### [EXERCISE AIM]
In the listing below, how many lines contain the word "screenshot"? Please respond with the number only.

### [INPUT FOR THIS TASK]
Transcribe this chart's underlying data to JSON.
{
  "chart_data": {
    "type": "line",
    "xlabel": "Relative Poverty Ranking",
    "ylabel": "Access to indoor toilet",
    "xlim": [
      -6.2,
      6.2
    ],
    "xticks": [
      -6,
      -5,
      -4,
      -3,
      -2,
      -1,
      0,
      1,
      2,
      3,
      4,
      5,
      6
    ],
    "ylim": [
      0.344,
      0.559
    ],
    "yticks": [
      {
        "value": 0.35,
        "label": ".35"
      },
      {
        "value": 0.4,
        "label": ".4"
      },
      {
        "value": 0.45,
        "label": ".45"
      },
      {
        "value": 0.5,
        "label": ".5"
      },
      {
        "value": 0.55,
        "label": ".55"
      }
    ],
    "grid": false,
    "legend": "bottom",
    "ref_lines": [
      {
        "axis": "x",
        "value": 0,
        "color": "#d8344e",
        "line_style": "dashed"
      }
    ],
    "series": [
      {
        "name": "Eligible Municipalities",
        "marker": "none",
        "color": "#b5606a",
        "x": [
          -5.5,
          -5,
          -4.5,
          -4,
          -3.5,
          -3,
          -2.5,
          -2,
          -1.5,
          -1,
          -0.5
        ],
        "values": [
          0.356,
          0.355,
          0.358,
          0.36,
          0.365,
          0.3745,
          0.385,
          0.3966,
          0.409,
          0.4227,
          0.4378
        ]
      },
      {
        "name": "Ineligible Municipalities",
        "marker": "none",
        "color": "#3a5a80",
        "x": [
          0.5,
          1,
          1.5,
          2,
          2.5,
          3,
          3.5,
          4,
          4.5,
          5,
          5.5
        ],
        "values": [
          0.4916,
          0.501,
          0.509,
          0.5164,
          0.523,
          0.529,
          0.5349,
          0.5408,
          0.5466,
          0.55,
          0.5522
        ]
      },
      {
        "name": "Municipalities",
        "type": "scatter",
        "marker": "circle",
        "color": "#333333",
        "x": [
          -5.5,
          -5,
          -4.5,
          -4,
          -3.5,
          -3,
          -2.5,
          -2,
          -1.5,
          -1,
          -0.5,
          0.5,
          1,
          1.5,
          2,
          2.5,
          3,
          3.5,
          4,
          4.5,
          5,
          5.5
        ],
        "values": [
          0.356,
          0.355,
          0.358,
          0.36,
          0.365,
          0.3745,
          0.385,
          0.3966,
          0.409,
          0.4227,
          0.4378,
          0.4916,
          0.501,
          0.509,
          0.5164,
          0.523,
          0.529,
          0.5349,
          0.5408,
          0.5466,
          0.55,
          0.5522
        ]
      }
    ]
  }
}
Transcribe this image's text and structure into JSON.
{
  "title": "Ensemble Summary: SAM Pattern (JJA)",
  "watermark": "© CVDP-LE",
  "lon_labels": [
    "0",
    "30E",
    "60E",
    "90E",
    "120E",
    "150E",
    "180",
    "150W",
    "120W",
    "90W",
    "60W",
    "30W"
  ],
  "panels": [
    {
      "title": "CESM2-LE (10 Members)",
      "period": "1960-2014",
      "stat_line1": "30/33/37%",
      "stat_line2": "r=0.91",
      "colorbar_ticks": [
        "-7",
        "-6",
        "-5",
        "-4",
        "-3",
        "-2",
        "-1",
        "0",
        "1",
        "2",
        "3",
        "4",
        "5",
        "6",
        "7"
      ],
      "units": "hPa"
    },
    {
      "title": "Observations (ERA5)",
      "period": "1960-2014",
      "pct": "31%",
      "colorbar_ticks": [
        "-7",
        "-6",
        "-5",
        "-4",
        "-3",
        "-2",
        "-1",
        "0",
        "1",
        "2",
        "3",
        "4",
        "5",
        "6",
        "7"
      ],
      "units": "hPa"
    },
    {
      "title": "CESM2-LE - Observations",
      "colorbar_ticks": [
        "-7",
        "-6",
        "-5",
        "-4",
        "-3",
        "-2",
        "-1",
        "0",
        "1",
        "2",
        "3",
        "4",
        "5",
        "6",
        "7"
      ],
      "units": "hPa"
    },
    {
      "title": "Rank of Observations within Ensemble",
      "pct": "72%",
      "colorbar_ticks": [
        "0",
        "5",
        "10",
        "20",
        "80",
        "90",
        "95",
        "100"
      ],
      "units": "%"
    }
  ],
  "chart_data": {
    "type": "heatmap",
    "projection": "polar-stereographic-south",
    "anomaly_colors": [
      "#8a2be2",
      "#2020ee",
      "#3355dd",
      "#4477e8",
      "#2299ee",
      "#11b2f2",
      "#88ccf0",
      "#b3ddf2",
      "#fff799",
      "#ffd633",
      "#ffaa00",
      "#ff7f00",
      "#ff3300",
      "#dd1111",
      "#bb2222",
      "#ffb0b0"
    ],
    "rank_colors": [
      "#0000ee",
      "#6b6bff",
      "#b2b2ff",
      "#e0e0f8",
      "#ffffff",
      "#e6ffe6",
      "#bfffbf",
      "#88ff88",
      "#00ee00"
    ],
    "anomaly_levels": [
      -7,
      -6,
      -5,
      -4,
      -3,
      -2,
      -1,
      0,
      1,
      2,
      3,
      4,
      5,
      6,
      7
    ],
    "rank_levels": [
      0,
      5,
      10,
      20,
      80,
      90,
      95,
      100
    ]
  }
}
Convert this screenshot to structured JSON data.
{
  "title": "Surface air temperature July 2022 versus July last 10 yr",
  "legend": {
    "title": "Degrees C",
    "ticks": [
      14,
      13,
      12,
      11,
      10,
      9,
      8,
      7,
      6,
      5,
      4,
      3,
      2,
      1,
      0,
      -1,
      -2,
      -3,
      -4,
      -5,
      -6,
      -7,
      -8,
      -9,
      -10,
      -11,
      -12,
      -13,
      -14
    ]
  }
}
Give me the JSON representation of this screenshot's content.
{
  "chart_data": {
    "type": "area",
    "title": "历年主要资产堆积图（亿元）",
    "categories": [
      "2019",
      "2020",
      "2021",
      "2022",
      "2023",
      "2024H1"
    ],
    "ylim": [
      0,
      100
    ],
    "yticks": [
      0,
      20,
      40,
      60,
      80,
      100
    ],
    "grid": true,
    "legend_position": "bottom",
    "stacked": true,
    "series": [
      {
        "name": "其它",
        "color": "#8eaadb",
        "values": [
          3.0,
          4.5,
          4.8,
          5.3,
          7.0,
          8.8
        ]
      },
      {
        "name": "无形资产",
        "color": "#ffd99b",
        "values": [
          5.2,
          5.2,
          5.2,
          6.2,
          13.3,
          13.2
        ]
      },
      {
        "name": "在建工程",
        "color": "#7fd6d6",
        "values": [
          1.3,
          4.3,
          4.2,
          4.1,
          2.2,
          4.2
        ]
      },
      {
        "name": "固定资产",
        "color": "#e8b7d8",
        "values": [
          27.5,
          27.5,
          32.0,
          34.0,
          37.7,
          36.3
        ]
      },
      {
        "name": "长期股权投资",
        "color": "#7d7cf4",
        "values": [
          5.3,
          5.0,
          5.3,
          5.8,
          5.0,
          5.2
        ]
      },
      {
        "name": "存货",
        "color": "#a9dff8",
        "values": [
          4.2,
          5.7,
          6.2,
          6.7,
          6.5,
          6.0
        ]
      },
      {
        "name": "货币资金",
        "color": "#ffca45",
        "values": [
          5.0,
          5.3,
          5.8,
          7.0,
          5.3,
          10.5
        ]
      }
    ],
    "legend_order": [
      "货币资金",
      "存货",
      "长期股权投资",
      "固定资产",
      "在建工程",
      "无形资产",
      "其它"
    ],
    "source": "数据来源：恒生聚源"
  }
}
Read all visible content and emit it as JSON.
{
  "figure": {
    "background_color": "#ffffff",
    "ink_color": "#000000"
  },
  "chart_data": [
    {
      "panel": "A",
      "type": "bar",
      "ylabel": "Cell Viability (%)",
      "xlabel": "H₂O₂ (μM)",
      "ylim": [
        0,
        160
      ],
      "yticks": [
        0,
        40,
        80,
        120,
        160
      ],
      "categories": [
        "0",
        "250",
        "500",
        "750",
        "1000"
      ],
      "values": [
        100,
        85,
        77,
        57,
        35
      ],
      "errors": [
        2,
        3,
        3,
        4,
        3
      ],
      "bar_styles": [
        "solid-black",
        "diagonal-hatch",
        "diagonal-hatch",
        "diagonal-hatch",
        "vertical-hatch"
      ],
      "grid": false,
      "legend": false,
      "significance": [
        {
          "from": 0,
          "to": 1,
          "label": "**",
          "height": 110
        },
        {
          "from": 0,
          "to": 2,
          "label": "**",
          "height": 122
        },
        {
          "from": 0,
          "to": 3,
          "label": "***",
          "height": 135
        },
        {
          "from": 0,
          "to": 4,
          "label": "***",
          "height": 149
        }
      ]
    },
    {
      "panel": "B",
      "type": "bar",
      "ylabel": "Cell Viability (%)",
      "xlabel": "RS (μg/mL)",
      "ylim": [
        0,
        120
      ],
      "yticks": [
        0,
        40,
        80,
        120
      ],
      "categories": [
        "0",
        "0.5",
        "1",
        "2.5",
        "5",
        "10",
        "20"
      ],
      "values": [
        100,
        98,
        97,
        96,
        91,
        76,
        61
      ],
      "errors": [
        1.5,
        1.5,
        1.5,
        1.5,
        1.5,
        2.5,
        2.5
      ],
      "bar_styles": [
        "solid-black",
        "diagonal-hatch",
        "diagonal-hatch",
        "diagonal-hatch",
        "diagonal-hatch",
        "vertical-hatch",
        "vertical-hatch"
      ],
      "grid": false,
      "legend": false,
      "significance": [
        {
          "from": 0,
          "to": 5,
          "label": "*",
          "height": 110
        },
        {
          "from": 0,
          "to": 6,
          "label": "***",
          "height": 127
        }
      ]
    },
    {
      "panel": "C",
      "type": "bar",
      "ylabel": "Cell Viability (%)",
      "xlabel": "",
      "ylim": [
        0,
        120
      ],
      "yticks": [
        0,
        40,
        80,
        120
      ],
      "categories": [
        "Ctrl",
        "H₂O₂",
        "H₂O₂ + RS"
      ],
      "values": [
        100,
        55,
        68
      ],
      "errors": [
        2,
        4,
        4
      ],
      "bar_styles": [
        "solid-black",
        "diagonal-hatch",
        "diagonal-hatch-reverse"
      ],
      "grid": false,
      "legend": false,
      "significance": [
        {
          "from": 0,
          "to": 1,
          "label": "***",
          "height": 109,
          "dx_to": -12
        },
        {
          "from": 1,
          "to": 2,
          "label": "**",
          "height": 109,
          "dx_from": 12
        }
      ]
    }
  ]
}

### [FINAL RESULT]
2